### Directive
Repeat the whole listing below, word for word.

*****

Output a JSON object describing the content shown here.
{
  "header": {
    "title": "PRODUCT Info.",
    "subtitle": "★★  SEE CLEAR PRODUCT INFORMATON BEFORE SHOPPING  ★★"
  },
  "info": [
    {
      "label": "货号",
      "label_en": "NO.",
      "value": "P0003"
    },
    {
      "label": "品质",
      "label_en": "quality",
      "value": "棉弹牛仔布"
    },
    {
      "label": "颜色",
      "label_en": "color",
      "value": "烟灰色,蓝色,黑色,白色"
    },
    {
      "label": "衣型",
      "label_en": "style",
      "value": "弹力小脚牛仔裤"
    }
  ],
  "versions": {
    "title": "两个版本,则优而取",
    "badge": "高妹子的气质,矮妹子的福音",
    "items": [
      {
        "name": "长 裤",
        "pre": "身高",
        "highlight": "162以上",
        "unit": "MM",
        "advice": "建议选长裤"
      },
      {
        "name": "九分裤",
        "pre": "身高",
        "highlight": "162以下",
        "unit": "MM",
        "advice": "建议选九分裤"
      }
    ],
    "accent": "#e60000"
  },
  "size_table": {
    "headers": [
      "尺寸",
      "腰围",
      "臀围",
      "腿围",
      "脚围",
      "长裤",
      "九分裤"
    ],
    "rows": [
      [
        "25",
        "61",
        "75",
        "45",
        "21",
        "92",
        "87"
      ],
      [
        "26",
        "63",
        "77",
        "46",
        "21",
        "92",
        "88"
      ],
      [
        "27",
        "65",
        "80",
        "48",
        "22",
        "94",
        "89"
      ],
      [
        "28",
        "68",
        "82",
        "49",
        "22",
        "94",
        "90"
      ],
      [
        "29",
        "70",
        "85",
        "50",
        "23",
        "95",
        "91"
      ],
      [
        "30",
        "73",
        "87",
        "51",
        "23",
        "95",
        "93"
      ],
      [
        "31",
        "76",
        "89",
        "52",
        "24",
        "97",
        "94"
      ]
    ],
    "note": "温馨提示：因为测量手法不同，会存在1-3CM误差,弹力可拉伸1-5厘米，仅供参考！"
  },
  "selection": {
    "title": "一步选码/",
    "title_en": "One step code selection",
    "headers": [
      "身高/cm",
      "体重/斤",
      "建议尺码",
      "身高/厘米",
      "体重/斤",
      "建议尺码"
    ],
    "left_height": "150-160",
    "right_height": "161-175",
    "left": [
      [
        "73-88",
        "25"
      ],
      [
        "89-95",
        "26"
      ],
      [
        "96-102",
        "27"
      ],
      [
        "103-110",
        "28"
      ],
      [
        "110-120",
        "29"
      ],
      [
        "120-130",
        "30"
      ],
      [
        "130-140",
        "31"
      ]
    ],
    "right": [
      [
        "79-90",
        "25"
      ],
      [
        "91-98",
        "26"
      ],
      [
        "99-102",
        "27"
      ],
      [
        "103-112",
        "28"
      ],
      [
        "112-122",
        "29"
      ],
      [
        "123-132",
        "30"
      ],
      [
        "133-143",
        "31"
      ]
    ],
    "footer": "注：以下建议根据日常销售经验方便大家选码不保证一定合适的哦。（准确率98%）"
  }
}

*****

### Output
Output a JSON object describing the content shown here.
{
  "header": {
    "title": "PRODUCT Info.",
    "subtitle": "★★  SEE CLEAR PRODUCT INFORMATON BEFORE SHOPPING  ★★"
  },
  "info": [
    {
      "label": "货号",
      "label_en": "NO.",
      "value": "P0003"
    },
    {
      "label": "品质",
      "label_en": "quality",
      "value": "棉弹牛仔布"
    },
    {
      "label": "颜色",
      "label_en": "color",
      "value": "烟灰色,蓝色,黑色,白色"
    },
    {
      "label": "衣型",
      "label_en": "style",
      "value": "弹力小脚牛仔裤"
    }
  ],
  "versions": {
    "title": "两个版本,则优而取",
    "badge": "高妹子的气质,矮妹子的福音",
    "items": [
      {
        "name": "长 裤",
        "pre": "身高",
        "highlight": "162以上",
        "unit": "MM",
        "advice": "建议选长裤"
      },
      {
        "name": "九分裤",
        "pre": "身高",
        "highlight": "162以下",
        "unit": "MM",
        "advice": "建议选九分裤"
      }
    ],
    "accent": "#e60000"
  },
  "size_table": {
    "headers": [
      "尺寸",
      "腰围",
      "臀围",
      "腿围",
      "脚围",
      "长裤",
      "九分裤"
    ],
    "rows": [
      [
        "25",
        "61",
        "75",
        "45",
        "21",
        "92",
        "87"
      ],
      [
        "26",
        "63",
        "77",
        "46",
        "21",
        "92",
        "88"
      ],
      [
        "27",
        "65",
        "80",
        "48",
        "22",
        "94",
        "89"
      ],
      [
        "28",
        "68",
        "82",
        "49",
        "22",
        "94",
        "90"
      ],
      [
        "29",
        "70",
        "85",
        "50",
        "23",
        "95",
        "91"
      ],
      [
        "30",
        "73",
        "87",
        "51",
        "23",
        "95",
        "93"
      ],
      [
        "31",
        "76",
        "89",
        "52",
        "24",
        "97",
        "94"
      ]
    ],
    "note": "温馨提示：因为测量手法不同，会存在1-3CM误差,弹力可拉伸1-5厘米，仅供参考！"
  },
  "selection": {
    "title": "一步选码/",
    "title_en": "One step code selection",
    "headers": [
      "身高/cm",
      "体重/斤",
      "建议尺码",
      "身高/厘米",
      "体重/斤",
      "建议尺码"
    ],
    "left_height": "150-160",
    "right_height": "161-175",
    "left": [
      [
        "73-88",
        "25"
      ],
      [
        "89-95",
        "26"
      ],
      [
        "96-102",
        "27"
      ],
      [
        "103-110",
        "28"
      ],
      [
        "110-120",
        "29"
      ],
      [
        "120-130",
        "30"
      ],
      [
        "130-140",
        "31"
      ]
    ],
    "right": [
      [
        "79-90",
        "25"
      ],
      [
        "91-98",
        "26"
      ],
      [
        "99-102",
        "27"
      ],
      [
        "103-112",
        "28"
      ],
      [
        "112-122",
        "29"
      ],
      [
        "123-132",
        "30"
      ],
      [
        "133-143",
        "31"
      ]
    ],
    "footer": "注：以下建议根据日常销售经验方便大家选码不保证一定合适的哦。（准确率98%）"
  }
}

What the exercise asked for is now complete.